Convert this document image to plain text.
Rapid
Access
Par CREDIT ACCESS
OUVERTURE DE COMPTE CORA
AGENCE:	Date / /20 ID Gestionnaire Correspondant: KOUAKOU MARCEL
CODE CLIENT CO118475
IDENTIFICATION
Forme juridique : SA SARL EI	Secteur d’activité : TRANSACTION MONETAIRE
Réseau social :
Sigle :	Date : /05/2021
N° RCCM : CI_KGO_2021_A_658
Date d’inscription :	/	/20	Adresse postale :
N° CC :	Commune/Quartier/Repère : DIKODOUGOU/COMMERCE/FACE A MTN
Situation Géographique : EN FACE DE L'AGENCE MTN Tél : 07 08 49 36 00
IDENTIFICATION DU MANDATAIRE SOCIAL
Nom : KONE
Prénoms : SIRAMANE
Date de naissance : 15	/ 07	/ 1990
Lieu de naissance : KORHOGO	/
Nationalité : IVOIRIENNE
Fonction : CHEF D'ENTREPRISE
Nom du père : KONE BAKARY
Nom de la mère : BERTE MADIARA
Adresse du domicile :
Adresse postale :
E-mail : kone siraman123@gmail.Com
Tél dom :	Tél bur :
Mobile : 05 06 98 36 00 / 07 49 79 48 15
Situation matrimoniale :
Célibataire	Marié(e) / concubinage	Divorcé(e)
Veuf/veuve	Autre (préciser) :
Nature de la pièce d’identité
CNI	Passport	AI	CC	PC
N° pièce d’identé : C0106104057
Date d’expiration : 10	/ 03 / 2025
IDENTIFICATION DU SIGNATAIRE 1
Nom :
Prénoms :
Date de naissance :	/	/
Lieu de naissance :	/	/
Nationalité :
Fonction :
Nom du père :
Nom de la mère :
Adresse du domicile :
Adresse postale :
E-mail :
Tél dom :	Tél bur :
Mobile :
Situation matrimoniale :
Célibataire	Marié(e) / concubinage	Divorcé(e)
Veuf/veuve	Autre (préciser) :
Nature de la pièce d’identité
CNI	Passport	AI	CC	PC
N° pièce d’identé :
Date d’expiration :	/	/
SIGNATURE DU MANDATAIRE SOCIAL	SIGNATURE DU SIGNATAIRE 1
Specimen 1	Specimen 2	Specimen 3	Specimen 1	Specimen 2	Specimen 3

※ ※ ※

Exercise prompt
Search the data for "Mobile". Copy every line that has it.

Solution to the problem
Mobile : 05 06 98 36 00 / 07 49 79 48 15
Mobile :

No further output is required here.